## ENUNCIADO DA TAREFA
Reproduza sem nenhuma alteração todas as linhas dos itens abaixo e omita as imagens na sua resposta.

[Anotações de elementos da página]
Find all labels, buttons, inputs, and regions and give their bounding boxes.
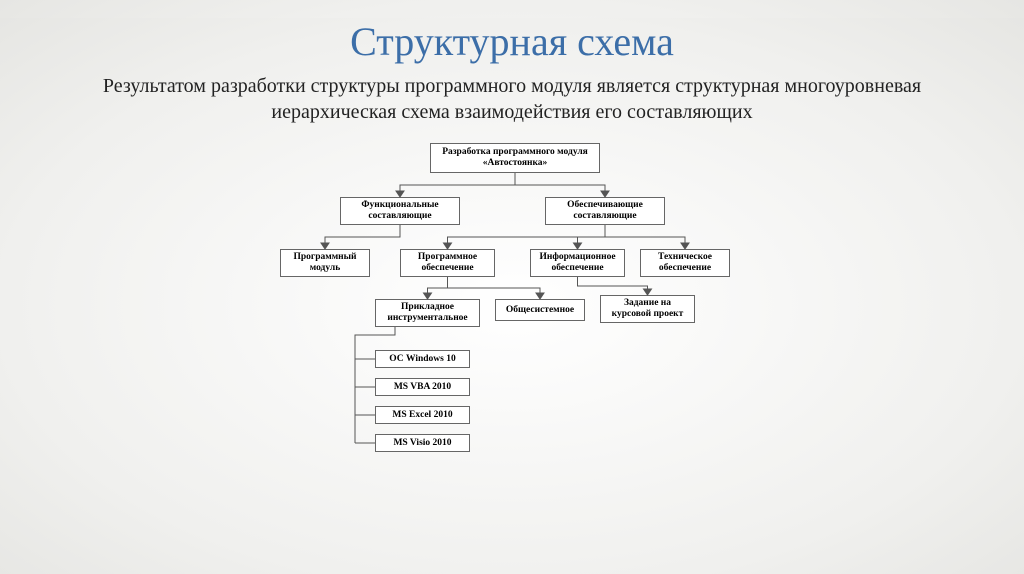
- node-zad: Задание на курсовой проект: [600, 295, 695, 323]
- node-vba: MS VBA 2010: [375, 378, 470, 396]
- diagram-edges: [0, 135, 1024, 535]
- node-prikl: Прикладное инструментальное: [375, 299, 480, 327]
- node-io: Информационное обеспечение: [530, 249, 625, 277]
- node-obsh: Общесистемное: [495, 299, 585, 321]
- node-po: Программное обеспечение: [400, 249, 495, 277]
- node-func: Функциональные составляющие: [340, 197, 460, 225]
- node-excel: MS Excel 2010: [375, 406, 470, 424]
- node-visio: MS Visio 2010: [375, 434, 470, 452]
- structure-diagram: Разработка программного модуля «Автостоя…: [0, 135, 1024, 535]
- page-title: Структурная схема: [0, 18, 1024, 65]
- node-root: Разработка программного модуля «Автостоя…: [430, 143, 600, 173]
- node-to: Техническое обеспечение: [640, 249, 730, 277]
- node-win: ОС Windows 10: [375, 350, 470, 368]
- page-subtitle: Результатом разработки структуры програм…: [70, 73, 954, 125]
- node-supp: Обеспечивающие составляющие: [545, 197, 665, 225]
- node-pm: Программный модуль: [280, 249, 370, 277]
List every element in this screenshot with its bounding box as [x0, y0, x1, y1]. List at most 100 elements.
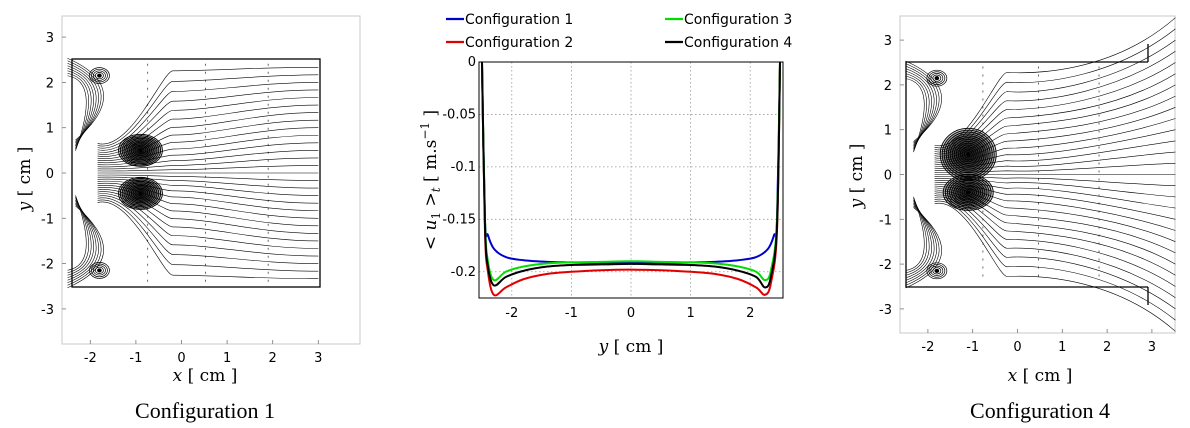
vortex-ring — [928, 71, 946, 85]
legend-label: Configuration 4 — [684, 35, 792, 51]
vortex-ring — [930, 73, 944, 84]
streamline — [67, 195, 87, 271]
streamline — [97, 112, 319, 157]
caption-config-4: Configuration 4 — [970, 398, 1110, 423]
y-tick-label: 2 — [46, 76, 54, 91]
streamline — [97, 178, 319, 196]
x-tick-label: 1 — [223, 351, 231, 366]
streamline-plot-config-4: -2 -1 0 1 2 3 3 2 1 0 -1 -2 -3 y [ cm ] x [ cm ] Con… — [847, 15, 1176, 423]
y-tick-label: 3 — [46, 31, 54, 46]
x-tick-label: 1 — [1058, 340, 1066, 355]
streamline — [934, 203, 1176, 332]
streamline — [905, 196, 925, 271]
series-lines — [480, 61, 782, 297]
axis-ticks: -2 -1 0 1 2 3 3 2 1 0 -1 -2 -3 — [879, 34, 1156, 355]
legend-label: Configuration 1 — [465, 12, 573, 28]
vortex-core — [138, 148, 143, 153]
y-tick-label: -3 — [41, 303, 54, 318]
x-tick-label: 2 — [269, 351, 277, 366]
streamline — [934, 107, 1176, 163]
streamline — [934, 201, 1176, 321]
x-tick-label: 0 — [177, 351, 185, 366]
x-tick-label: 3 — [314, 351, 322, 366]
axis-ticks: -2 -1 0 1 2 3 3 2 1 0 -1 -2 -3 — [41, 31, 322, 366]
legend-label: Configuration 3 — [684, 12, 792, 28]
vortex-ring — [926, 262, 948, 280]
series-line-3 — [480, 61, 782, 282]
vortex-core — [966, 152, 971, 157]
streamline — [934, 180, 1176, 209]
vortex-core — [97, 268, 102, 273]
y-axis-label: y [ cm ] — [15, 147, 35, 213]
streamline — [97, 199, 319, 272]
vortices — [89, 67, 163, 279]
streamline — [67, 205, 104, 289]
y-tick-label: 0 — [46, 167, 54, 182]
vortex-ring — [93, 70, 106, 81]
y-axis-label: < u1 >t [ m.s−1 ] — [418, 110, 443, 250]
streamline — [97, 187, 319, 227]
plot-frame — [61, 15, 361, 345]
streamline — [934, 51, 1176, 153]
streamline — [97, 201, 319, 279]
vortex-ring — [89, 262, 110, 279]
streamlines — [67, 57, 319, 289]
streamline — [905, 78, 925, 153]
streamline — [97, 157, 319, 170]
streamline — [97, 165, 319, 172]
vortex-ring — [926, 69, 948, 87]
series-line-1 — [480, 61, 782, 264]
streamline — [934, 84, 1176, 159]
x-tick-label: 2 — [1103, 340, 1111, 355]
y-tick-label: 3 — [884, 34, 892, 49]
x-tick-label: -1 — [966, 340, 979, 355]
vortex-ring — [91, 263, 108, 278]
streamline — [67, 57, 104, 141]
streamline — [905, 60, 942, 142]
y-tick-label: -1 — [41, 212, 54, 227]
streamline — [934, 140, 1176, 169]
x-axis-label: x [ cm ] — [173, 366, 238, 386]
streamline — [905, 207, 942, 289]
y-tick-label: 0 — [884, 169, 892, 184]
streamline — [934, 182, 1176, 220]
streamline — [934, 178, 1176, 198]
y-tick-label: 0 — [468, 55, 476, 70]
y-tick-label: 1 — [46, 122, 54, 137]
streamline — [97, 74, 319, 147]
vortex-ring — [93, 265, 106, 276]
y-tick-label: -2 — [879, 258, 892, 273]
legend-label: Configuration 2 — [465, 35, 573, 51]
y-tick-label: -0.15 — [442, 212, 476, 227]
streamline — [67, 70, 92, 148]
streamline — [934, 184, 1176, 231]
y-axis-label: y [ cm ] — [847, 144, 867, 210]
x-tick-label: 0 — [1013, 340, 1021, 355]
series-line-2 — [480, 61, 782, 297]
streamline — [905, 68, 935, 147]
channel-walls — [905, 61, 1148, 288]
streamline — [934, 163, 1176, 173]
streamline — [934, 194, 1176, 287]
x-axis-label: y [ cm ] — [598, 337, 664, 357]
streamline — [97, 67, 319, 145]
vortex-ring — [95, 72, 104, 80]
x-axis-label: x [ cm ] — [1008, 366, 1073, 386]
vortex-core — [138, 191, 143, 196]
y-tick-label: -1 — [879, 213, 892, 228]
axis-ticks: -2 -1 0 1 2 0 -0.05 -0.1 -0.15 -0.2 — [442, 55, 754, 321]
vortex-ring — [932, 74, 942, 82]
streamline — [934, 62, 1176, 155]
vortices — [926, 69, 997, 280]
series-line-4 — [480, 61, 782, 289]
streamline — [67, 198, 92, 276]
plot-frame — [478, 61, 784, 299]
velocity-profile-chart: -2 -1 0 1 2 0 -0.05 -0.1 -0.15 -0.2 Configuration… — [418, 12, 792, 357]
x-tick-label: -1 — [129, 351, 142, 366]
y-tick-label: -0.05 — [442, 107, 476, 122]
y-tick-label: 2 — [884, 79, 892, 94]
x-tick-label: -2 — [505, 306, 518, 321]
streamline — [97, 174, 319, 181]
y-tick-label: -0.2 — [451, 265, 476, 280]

## RESPOSTA
Find all labels, buttons, inputs, and regions and give their bounding boxes.
- node-zad: Задание на курсовой проект: [600, 295, 695, 323]
- node-vba: MS VBA 2010: [375, 378, 470, 396]
- diagram-edges: [0, 135, 1024, 535]
- node-prikl: Прикладное инструментальное: [375, 299, 480, 327]
- node-io: Информационное обеспечение: [530, 249, 625, 277]
- node-obsh: Общесистемное: [495, 299, 585, 321]
- node-po: Программное обеспечение: [400, 249, 495, 277]
- node-func: Функциональные составляющие: [340, 197, 460, 225]
- node-excel: MS Excel 2010: [375, 406, 470, 424]
- node-visio: MS Visio 2010: [375, 434, 470, 452]
- structure-diagram: Разработка программного модуля «Автостоя…: [0, 135, 1024, 535]
- page-title: Структурная схема: [0, 18, 1024, 65]
- node-root: Разработка программного модуля «Автостоя…: [430, 143, 600, 173]
- node-to: Техническое обеспечение: [640, 249, 730, 277]
- node-win: ОС Windows 10: [375, 350, 470, 368]
- page-subtitle: Результатом разработки структуры програм…: [70, 73, 954, 125]
- node-supp: Обеспечивающие составляющие: [545, 197, 665, 225]
- node-pm: Программный модуль: [280, 249, 370, 277]
List every element in this screenshot with its bounding box as [x0, y0, x1, y1]. List at most 100 elements.
vortex-ring — [928, 71, 946, 85]
legend-label: Configuration 4 — [684, 35, 792, 51]
vortex-ring — [930, 73, 944, 84]
streamline — [67, 195, 87, 271]
streamline — [97, 112, 319, 157]
caption-config-4: Configuration 4 — [970, 398, 1110, 423]
y-tick-label: 2 — [46, 76, 54, 91]
streamline — [97, 178, 319, 196]
x-tick-label: 1 — [223, 351, 231, 366]
streamline-plot-config-4: -2 -1 0 1 2 3 3 2 1 0 -1 -2 -3 y [ cm ] x [ cm ] Con… — [847, 15, 1176, 423]
y-tick-label: 3 — [46, 31, 54, 46]
x-tick-label: 1 — [1058, 340, 1066, 355]
streamline — [934, 203, 1176, 332]
streamline — [905, 196, 925, 271]
series-lines — [480, 61, 782, 297]
axis-ticks: -2 -1 0 1 2 3 3 2 1 0 -1 -2 -3 — [879, 34, 1156, 355]
legend-label: Configuration 1 — [465, 12, 573, 28]
vortex-core — [138, 148, 143, 153]
y-tick-label: -3 — [41, 303, 54, 318]
x-tick-label: 2 — [269, 351, 277, 366]
streamline — [934, 107, 1176, 163]
streamline — [934, 201, 1176, 321]
x-tick-label: 0 — [177, 351, 185, 366]
x-tick-label: 3 — [314, 351, 322, 366]
axis-ticks: -2 -1 0 1 2 3 3 2 1 0 -1 -2 -3 — [41, 31, 322, 366]
legend-label: Configuration 3 — [684, 12, 792, 28]
vortex-ring — [926, 262, 948, 280]
series-line-3 — [480, 61, 782, 282]
vortex-core — [966, 152, 971, 157]
streamline — [934, 180, 1176, 209]
vortex-core — [97, 268, 102, 273]
y-axis-label: y [ cm ] — [15, 147, 35, 213]
streamline — [97, 199, 319, 272]
vortices — [89, 67, 163, 279]
streamline — [67, 205, 104, 289]
y-tick-label: 0 — [46, 167, 54, 182]
vortex-ring — [93, 70, 106, 81]
y-axis-label: < u1 >t [ m.s−1 ] — [418, 110, 443, 250]
streamline — [97, 187, 319, 227]
plot-frame — [61, 15, 361, 345]
streamline — [934, 51, 1176, 153]
streamline — [97, 201, 319, 279]
vortex-ring — [89, 262, 110, 279]
streamlines — [67, 57, 319, 289]
streamline — [905, 78, 925, 153]
streamline — [97, 157, 319, 170]
streamline — [97, 165, 319, 172]
vortex-ring — [926, 69, 948, 87]
series-line-1 — [480, 61, 782, 264]
streamline — [934, 84, 1176, 159]
x-tick-label: 2 — [1103, 340, 1111, 355]
y-tick-label: 3 — [884, 34, 892, 49]
x-tick-label: -1 — [966, 340, 979, 355]
vortex-ring — [91, 263, 108, 278]
streamline — [67, 57, 104, 141]
streamline — [905, 60, 942, 142]
y-tick-label: -1 — [41, 212, 54, 227]
streamline — [934, 140, 1176, 169]
x-axis-label: x [ cm ] — [173, 366, 238, 386]
streamline — [905, 207, 942, 289]
y-tick-label: 0 — [884, 169, 892, 184]
streamline — [934, 182, 1176, 220]
streamline — [934, 178, 1176, 198]
y-tick-label: 0 — [468, 55, 476, 70]
y-tick-label: 1 — [46, 122, 54, 137]
streamline — [97, 74, 319, 147]
vortex-ring — [93, 265, 106, 276]
y-tick-label: -2 — [879, 258, 892, 273]
legend-label: Configuration 2 — [465, 35, 573, 51]
y-tick-label: -0.15 — [442, 212, 476, 227]
streamline — [67, 70, 92, 148]
streamline — [934, 184, 1176, 231]
y-axis-label: y [ cm ] — [847, 144, 867, 210]
x-tick-label: 0 — [1013, 340, 1021, 355]
series-line-2 — [480, 61, 782, 297]
streamline — [905, 68, 935, 147]
channel-walls — [905, 61, 1148, 288]
streamline — [934, 163, 1176, 173]
streamline — [934, 194, 1176, 287]
x-axis-label: y [ cm ] — [598, 337, 664, 357]
streamline — [97, 67, 319, 145]
vortex-ring — [95, 72, 104, 80]
x-axis-label: x [ cm ] — [1008, 366, 1073, 386]
vortex-core — [138, 191, 143, 196]
y-tick-label: -1 — [879, 213, 892, 228]
axis-ticks: -2 -1 0 1 2 0 -0.05 -0.1 -0.15 -0.2 — [442, 55, 754, 321]
vortex-ring — [932, 74, 942, 82]
streamline — [934, 62, 1176, 155]
vortices — [926, 69, 997, 280]
series-line-4 — [480, 61, 782, 289]
streamline — [67, 198, 92, 276]
plot-frame — [478, 61, 784, 299]
velocity-profile-chart: -2 -1 0 1 2 0 -0.05 -0.1 -0.15 -0.2 Configuration… — [418, 12, 792, 357]
x-tick-label: -1 — [129, 351, 142, 366]
y-tick-label: -0.05 — [442, 107, 476, 122]
y-tick-label: 2 — [884, 79, 892, 94]
x-tick-label: -2 — [505, 306, 518, 321]
streamline — [97, 174, 319, 181]
y-tick-label: -0.2 — [451, 265, 476, 280]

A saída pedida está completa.